**WHAT NEEDS TO BE DONE:**
Search the records below for the word "знают". Pull out each line that has it.

**DATA FOR THIS TASK:**
---

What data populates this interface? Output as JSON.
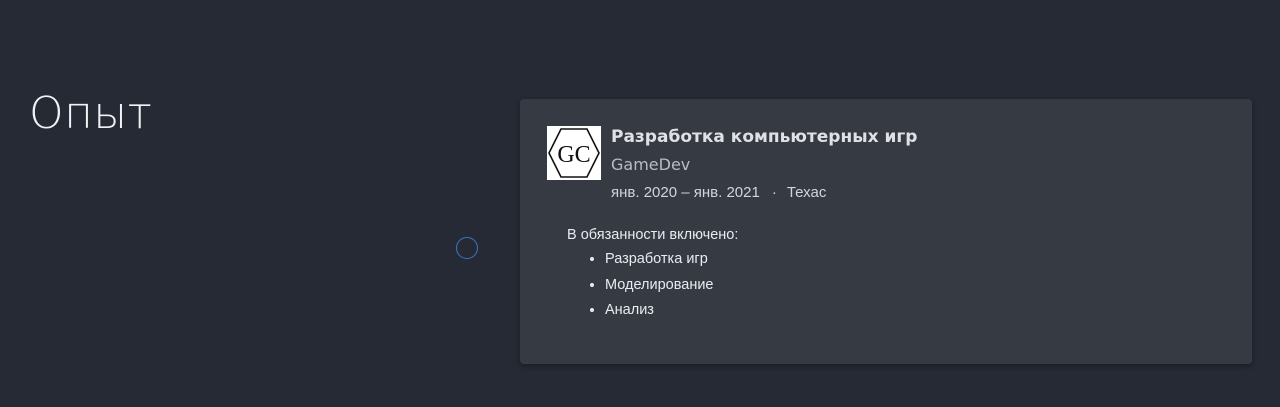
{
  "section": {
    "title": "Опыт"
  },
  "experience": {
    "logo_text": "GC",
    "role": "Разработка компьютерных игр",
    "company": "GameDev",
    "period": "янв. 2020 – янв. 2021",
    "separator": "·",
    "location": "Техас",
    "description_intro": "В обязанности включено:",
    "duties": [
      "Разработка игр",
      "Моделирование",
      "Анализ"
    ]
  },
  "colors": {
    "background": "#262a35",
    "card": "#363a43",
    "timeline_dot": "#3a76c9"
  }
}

---

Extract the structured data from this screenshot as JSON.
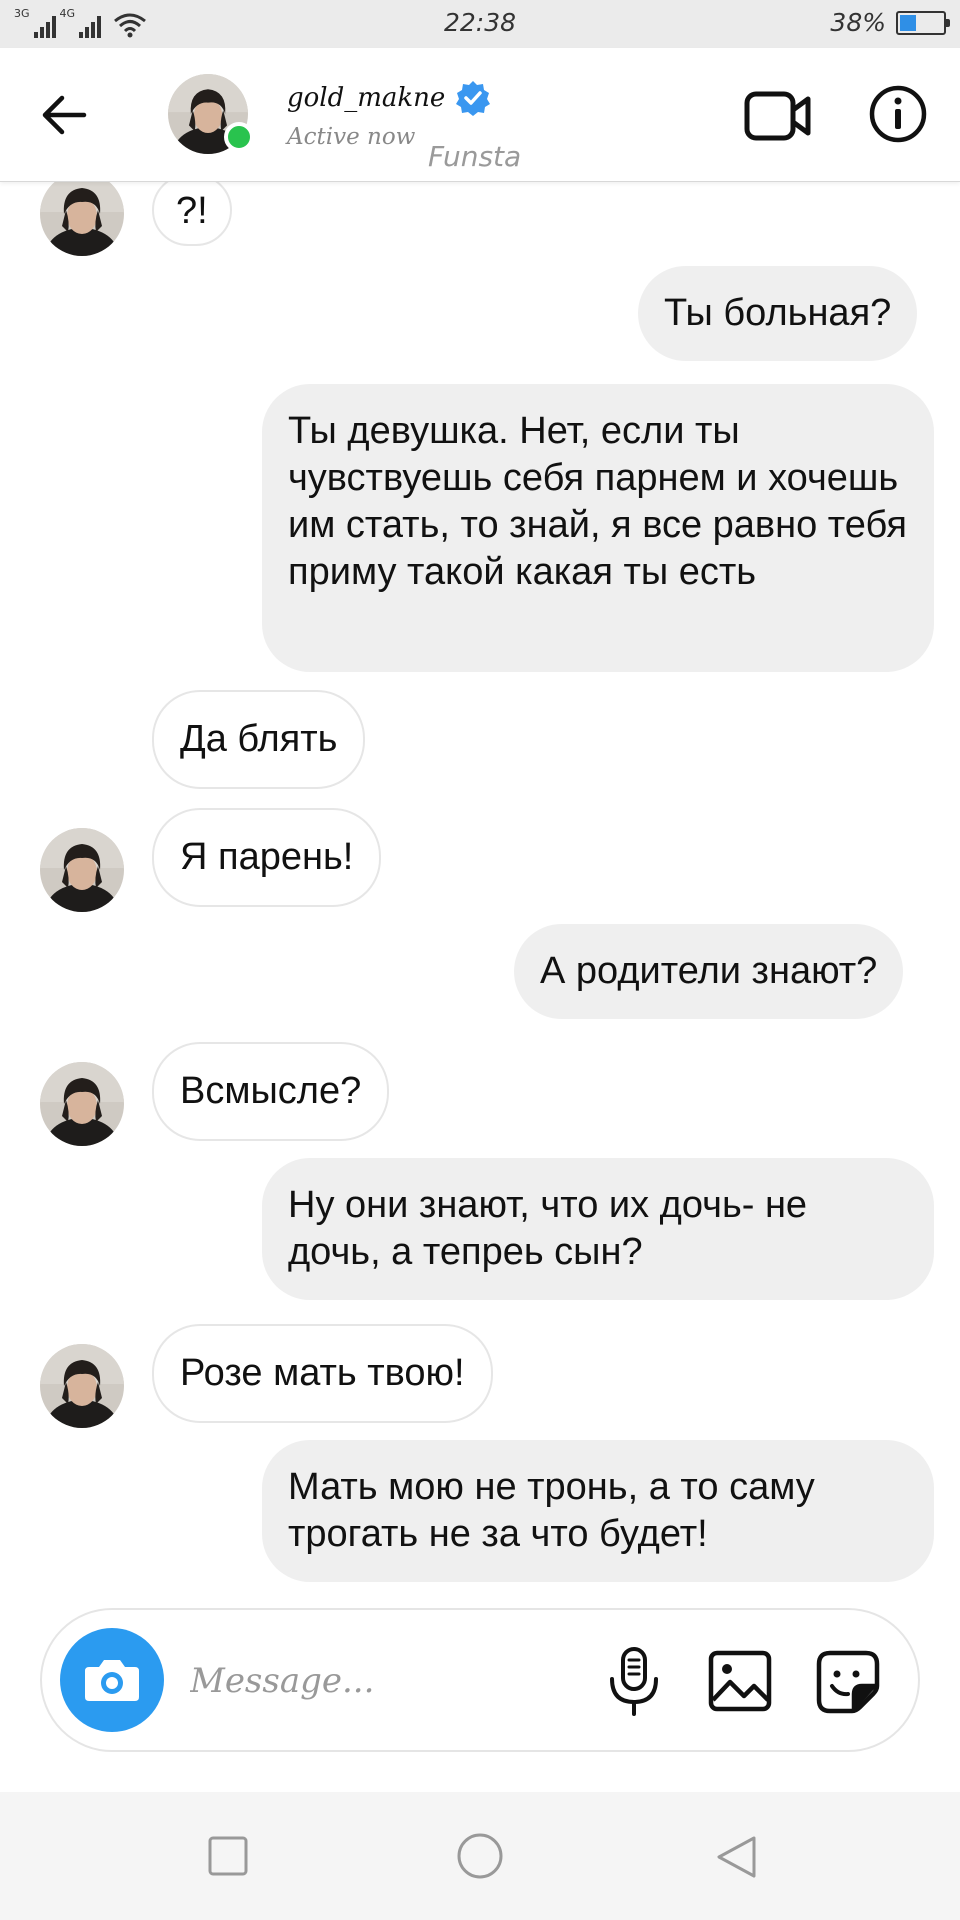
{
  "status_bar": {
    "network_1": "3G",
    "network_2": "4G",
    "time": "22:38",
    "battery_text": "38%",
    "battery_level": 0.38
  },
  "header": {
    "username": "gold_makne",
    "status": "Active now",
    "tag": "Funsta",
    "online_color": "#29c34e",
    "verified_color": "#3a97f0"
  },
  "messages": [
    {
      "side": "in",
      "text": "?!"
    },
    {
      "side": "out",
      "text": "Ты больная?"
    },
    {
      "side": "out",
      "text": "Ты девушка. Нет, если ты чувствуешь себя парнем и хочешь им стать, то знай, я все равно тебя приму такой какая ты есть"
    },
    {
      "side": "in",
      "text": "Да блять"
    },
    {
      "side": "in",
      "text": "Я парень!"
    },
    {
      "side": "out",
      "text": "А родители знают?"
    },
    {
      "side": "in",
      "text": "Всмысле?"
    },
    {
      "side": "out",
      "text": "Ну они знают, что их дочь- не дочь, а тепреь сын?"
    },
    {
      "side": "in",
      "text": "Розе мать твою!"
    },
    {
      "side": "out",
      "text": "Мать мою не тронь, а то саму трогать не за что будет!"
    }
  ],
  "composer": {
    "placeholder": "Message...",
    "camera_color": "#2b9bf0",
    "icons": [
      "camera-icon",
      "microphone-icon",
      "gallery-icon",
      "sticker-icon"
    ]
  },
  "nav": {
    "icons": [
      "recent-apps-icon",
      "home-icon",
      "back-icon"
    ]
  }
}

---

**THE COMPLETED TASK:**
      "text": "А родители знают?"
      "text": "Ну они знают, что их дочь- не дочь, а тепреь сын?"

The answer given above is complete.